Where a line of the listing below includes the word "into", reproduce that line.

**GIVEN RECORDS**:
⟨

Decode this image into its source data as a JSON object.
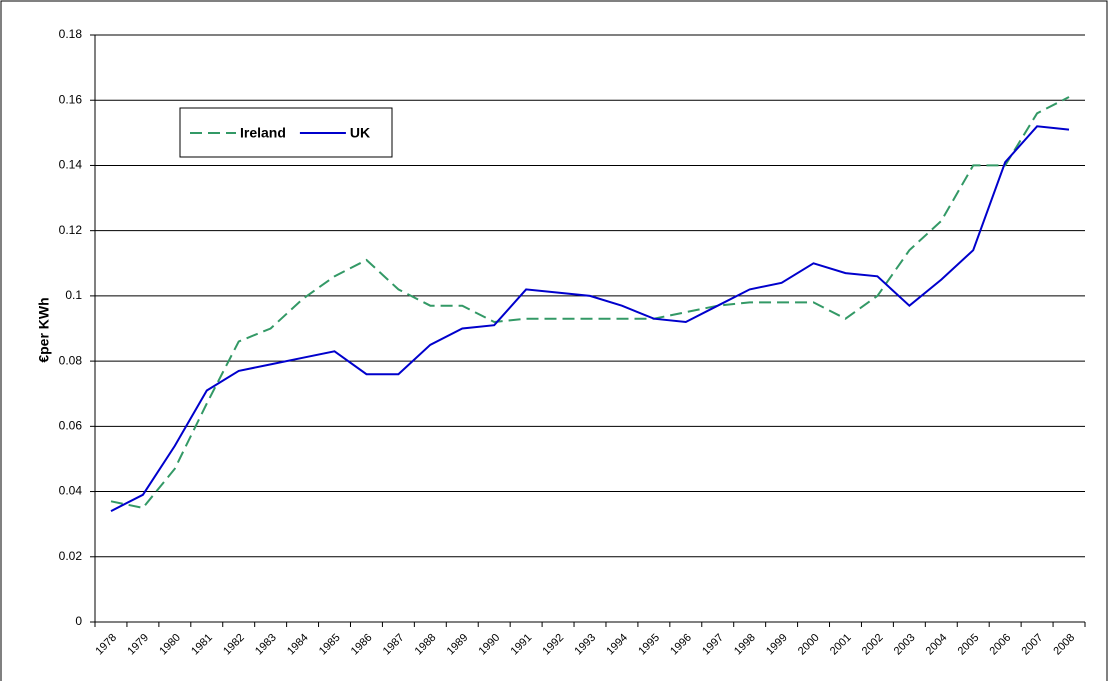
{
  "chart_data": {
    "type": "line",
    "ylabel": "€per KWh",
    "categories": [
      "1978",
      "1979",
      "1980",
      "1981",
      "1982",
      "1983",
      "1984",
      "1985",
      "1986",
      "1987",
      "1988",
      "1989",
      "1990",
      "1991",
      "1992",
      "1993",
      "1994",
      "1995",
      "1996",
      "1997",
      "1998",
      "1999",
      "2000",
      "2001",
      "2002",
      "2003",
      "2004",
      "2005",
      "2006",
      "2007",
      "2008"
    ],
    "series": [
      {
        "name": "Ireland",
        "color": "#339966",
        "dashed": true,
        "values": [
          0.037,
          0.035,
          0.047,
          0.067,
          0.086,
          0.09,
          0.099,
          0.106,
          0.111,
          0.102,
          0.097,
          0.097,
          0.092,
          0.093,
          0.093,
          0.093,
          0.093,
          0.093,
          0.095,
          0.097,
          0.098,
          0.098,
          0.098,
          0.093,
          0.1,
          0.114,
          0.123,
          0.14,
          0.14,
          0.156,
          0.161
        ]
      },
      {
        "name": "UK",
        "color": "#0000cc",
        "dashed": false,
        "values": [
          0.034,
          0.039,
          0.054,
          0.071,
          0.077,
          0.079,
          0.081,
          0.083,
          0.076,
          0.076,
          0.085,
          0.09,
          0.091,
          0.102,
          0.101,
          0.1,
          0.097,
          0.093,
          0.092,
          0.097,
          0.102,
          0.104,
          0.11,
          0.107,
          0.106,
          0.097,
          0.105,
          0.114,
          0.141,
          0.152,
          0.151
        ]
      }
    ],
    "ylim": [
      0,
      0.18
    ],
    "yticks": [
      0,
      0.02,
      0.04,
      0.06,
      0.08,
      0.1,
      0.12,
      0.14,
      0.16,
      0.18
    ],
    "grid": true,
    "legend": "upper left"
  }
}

⟩
⟨

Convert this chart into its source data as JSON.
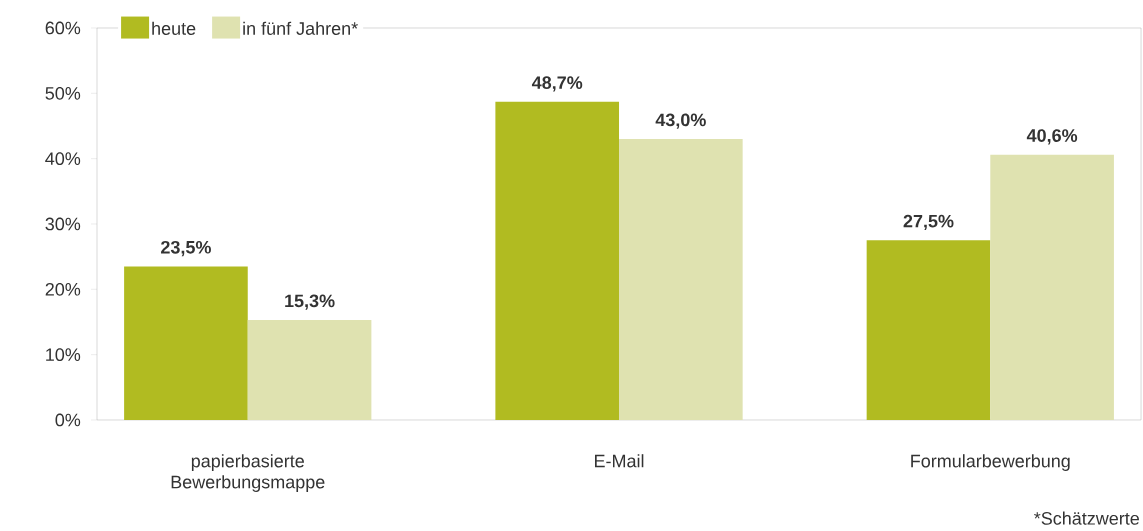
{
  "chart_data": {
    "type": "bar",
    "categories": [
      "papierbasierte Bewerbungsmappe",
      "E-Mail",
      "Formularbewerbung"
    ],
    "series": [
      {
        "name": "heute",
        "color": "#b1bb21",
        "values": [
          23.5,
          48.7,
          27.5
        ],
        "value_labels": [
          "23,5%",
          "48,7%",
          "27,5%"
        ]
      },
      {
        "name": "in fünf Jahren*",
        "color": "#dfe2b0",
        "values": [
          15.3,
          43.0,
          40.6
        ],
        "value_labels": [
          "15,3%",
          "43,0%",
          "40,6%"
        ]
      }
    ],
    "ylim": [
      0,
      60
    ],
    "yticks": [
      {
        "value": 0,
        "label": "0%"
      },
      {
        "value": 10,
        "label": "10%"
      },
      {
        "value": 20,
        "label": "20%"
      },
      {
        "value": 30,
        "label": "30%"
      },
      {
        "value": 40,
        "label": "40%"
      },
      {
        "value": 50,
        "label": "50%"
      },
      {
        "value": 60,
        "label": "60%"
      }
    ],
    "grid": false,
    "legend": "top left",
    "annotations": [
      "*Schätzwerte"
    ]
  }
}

⟩

**WRITTEN REPLY**:
Decode this image into its source data as a JSON object.
Convert this chart into its source data as JSON.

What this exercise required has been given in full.